**Objective**
Pick out each line of the records that includes the string "antigen", and copy it.

**Records for processing**
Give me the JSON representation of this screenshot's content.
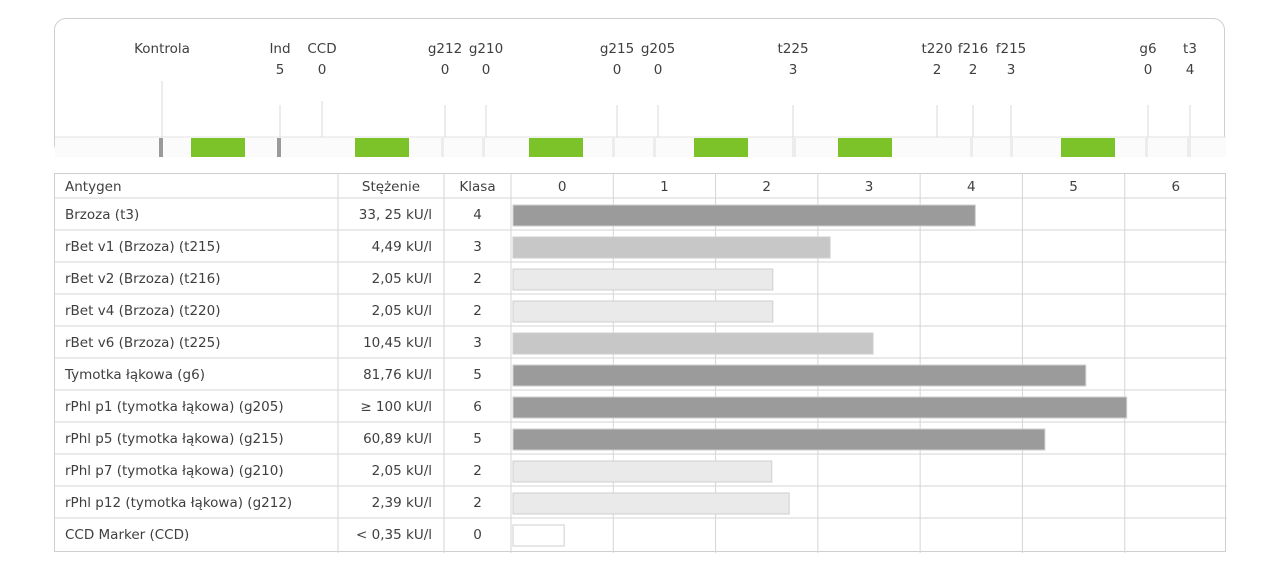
{
  "colors": {
    "green": "#7cc229",
    "gray_mark": "#9a9a9a",
    "class_high": "#9b9b9b",
    "class_mid": "#c7c7c7",
    "class_low": "#eaeaea",
    "border": "#d0d0d0",
    "text": "#3f3f3f"
  },
  "strip": {
    "labels": [
      {
        "name": "Kontrola",
        "value": ""
      },
      {
        "name": "Ind",
        "value": "5"
      },
      {
        "name": "CCD",
        "value": "0"
      },
      {
        "name": "g212",
        "value": "0"
      },
      {
        "name": "g210",
        "value": "0"
      },
      {
        "name": "g215",
        "value": "0"
      },
      {
        "name": "g205",
        "value": "0"
      },
      {
        "name": "t225",
        "value": "3"
      },
      {
        "name": "t220",
        "value": "2"
      },
      {
        "name": "f216",
        "value": "2"
      },
      {
        "name": "f215",
        "value": "3"
      },
      {
        "name": "g6",
        "value": "0"
      },
      {
        "name": "t3",
        "value": "4"
      }
    ]
  },
  "table": {
    "headers": {
      "antigen": "Antygen",
      "concentration": "Stężenie",
      "class": "Klasa"
    }
  },
  "chart_data": {
    "type": "bar",
    "orientation": "horizontal",
    "xlim": [
      0,
      6
    ],
    "x_ticks": [
      "0",
      "1",
      "2",
      "3",
      "4",
      "5",
      "6"
    ],
    "grid": true,
    "rows": [
      {
        "antigen": "Brzoza (t3)",
        "concentration": "33, 25 kU/l",
        "class": "4",
        "value": 4.52
      },
      {
        "antigen": "rBet v1 (Brzoza) (t215)",
        "concentration": "4,49 kU/l",
        "class": "3",
        "value": 3.1
      },
      {
        "antigen": "rBet v2 (Brzoza) (t216)",
        "concentration": "2,05 kU/l",
        "class": "2",
        "value": 2.54
      },
      {
        "antigen": "rBet v4 (Brzoza) (t220)",
        "concentration": "2,05 kU/l",
        "class": "2",
        "value": 2.54
      },
      {
        "antigen": "rBet v6 (Brzoza) (t225)",
        "concentration": "10,45 kU/l",
        "class": "3",
        "value": 3.52
      },
      {
        "antigen": "Tymotka łąkowa (g6)",
        "concentration": "81,76 kU/l",
        "class": "5",
        "value": 5.6
      },
      {
        "antigen": "rPhl p1 (tymotka łąkowa) (g205)",
        "concentration": "≥ 100 kU/l",
        "class": "6",
        "value": 6.0
      },
      {
        "antigen": "rPhl p5 (tymotka łąkowa) (g215)",
        "concentration": "60,89 kU/l",
        "class": "5",
        "value": 5.2
      },
      {
        "antigen": "rPhl p7 (tymotka łąkowa) (g210)",
        "concentration": "2,05 kU/l",
        "class": "2",
        "value": 2.53
      },
      {
        "antigen": "rPhl p12 (tymotka łąkowa) (g212)",
        "concentration": "2,39 kU/l",
        "class": "2",
        "value": 2.7
      },
      {
        "antigen": "CCD Marker (CCD)",
        "concentration": "< 0,35 kU/l",
        "class": "0",
        "value": 0.5
      }
    ]
  }
}
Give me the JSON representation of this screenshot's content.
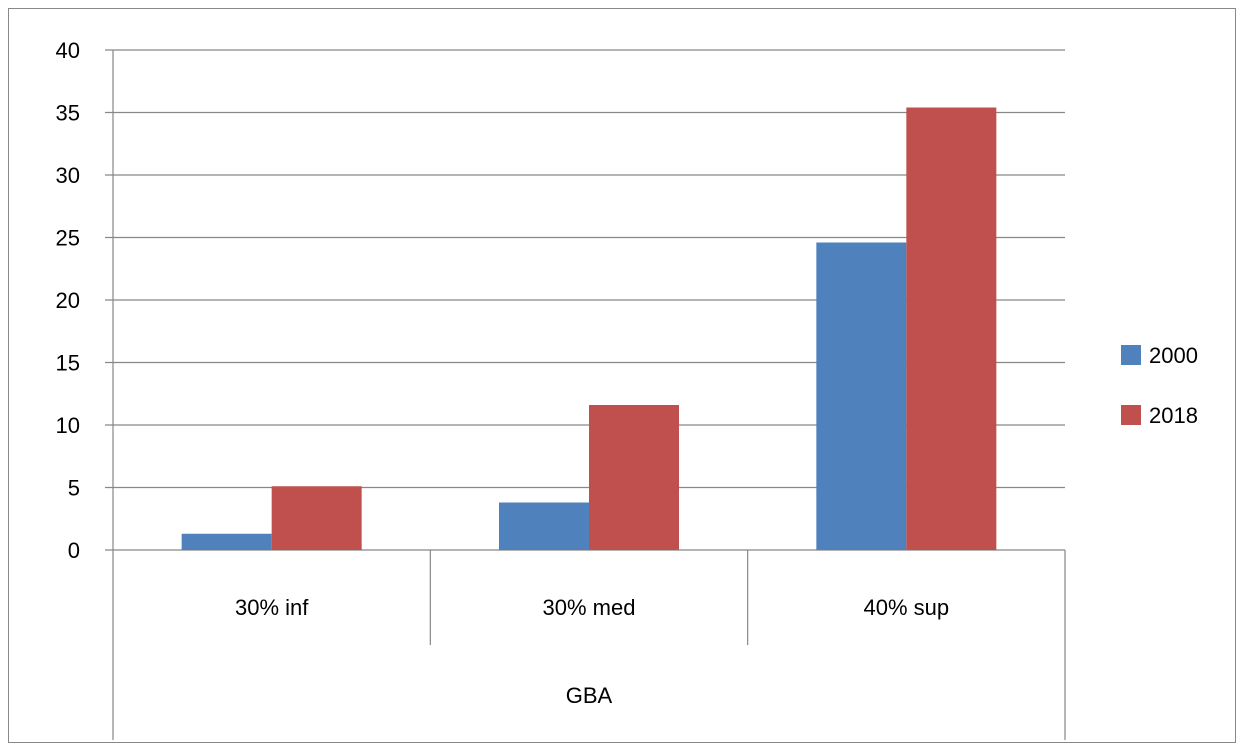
{
  "chart_data": {
    "type": "bar",
    "title": "",
    "xlabel": "",
    "ylabel": "",
    "categories": [
      "30% inf",
      "30% med",
      "40% sup"
    ],
    "group_label": "GBA",
    "series": [
      {
        "name": "2000",
        "color": "#4F81BD",
        "values": [
          1.3,
          3.8,
          24.6
        ]
      },
      {
        "name": "2018",
        "color": "#C0504D",
        "values": [
          5.1,
          11.6,
          35.4
        ]
      }
    ],
    "ylim": [
      0,
      40
    ],
    "yticks": [
      0,
      5,
      10,
      15,
      20,
      25,
      30,
      35,
      40
    ],
    "grid": true,
    "legend_position": "right"
  }
}
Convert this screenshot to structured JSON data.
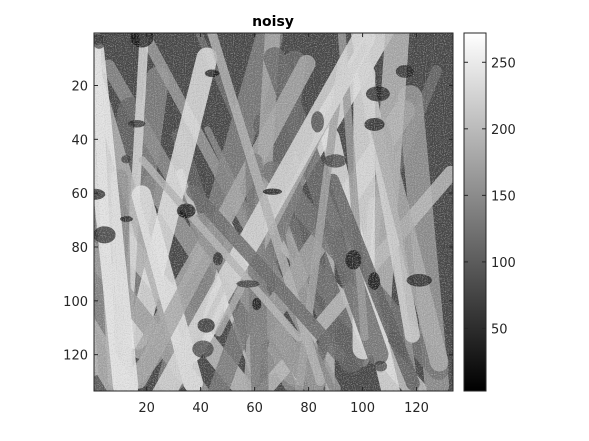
{
  "chart_data": {
    "type": "heatmap",
    "title": "noisy",
    "xlabel": "",
    "ylabel": "",
    "image_size": [
      133,
      133
    ],
    "xlim": [
      0.5,
      133.5
    ],
    "ylim": [
      0.5,
      133.5
    ],
    "y_direction": "reverse",
    "x_ticks": [
      20,
      40,
      60,
      80,
      100,
      120
    ],
    "y_ticks": [
      20,
      40,
      60,
      80,
      100,
      120
    ],
    "colormap": "gray",
    "color_limits": [
      3,
      272
    ],
    "colorbar_ticks": [
      50,
      100,
      150,
      200,
      250
    ],
    "content": "grayscale photograph of grass blades with added noise",
    "grid": false
  }
}
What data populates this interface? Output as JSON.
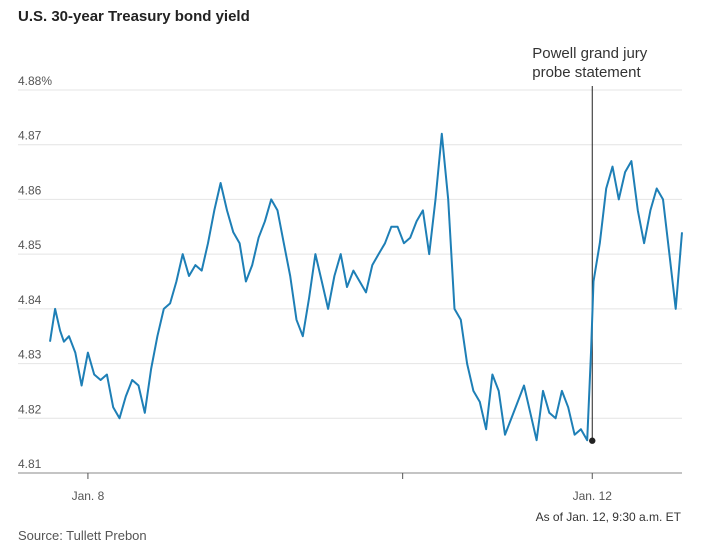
{
  "title": "U.S. 30-year Treasury bond yield",
  "source": "Source: Tullett Prebon",
  "note": "As of Jan. 12, 9:30 a.m. ET",
  "chart_data": {
    "type": "line",
    "title": "U.S. 30-year Treasury bond yield",
    "xlabel": "",
    "ylabel": "",
    "ylim": [
      4.81,
      4.88
    ],
    "y_ticks": [
      "4.88%",
      "4.87",
      "4.86",
      "4.85",
      "4.84",
      "4.83",
      "4.82",
      "4.81"
    ],
    "y_tick_values": [
      4.88,
      4.87,
      4.86,
      4.85,
      4.84,
      4.83,
      4.82,
      4.81
    ],
    "x_ticks": [
      {
        "label": "Jan. 8",
        "t": 0.06
      },
      {
        "label": "",
        "t": 0.558
      },
      {
        "label": "Jan. 12",
        "t": 0.858
      }
    ],
    "grid": true,
    "line_color": "#1e7fb6",
    "annotation": {
      "text_lines": [
        "Powell grand jury",
        "probe statement"
      ],
      "t": 0.858,
      "y": 4.8159
    },
    "series": [
      {
        "name": "",
        "x": [
          0.0,
          0.008,
          0.016,
          0.022,
          0.03,
          0.04,
          0.05,
          0.06,
          0.07,
          0.08,
          0.09,
          0.1,
          0.11,
          0.12,
          0.13,
          0.14,
          0.15,
          0.16,
          0.17,
          0.18,
          0.19,
          0.2,
          0.21,
          0.22,
          0.23,
          0.24,
          0.25,
          0.26,
          0.27,
          0.28,
          0.29,
          0.3,
          0.31,
          0.32,
          0.33,
          0.34,
          0.35,
          0.36,
          0.37,
          0.38,
          0.39,
          0.4,
          0.41,
          0.42,
          0.43,
          0.44,
          0.45,
          0.46,
          0.47,
          0.48,
          0.49,
          0.5,
          0.51,
          0.52,
          0.53,
          0.54,
          0.55,
          0.56,
          0.57,
          0.58,
          0.59,
          0.6,
          0.61,
          0.62,
          0.63,
          0.64,
          0.65,
          0.66,
          0.67,
          0.68,
          0.69,
          0.7,
          0.71,
          0.72,
          0.73,
          0.74,
          0.75,
          0.76,
          0.77,
          0.78,
          0.79,
          0.8,
          0.81,
          0.82,
          0.83,
          0.84,
          0.85,
          0.856,
          0.86,
          0.87,
          0.88,
          0.89,
          0.9,
          0.91,
          0.92,
          0.93,
          0.94,
          0.95,
          0.96,
          0.97,
          0.98,
          0.99,
          1.0
        ],
        "y": [
          4.834,
          4.84,
          4.836,
          4.834,
          4.835,
          4.832,
          4.826,
          4.832,
          4.828,
          4.827,
          4.828,
          4.822,
          4.82,
          4.824,
          4.827,
          4.826,
          4.821,
          4.829,
          4.835,
          4.84,
          4.841,
          4.845,
          4.85,
          4.846,
          4.848,
          4.847,
          4.852,
          4.858,
          4.863,
          4.858,
          4.854,
          4.852,
          4.845,
          4.848,
          4.853,
          4.856,
          4.86,
          4.858,
          4.852,
          4.846,
          4.838,
          4.835,
          4.842,
          4.85,
          4.845,
          4.84,
          4.846,
          4.85,
          4.844,
          4.847,
          4.845,
          4.843,
          4.848,
          4.85,
          4.852,
          4.855,
          4.855,
          4.852,
          4.853,
          4.856,
          4.858,
          4.85,
          4.86,
          4.872,
          4.86,
          4.84,
          4.838,
          4.83,
          4.825,
          4.823,
          4.818,
          4.828,
          4.825,
          4.817,
          4.82,
          4.823,
          4.826,
          4.821,
          4.816,
          4.825,
          4.821,
          4.82,
          4.825,
          4.822,
          4.817,
          4.818,
          4.816,
          4.832,
          4.845,
          4.852,
          4.862,
          4.866,
          4.86,
          4.865,
          4.867,
          4.858,
          4.852,
          4.858,
          4.862,
          4.86,
          4.85,
          4.84,
          4.854
        ]
      }
    ]
  }
}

**Written reply**
      "antigen": "Antygen",
        "antigen": "Brzoza (t3)",
        "antigen": "rBet v1 (Brzoza) (t215)",
        "antigen": "rBet v2 (Brzoza) (t216)",
        "antigen": "rBet v4 (Brzoza) (t220)",
        "antigen": "rBet v6 (Brzoza) (t225)",
        "antigen": "Tymotka łąkowa (g6)",
        "antigen": "rPhl p1 (tymotka łąkowa) (g205)",
        "antigen": "rPhl p5 (tymotka łąkowa) (g215)",
        "antigen": "rPhl p7 (tymotka łąkowa) (g210)",
        "antigen": "rPhl p12 (tymotka łąkowa) (g212)",
        "antigen": "CCD Marker (CCD)",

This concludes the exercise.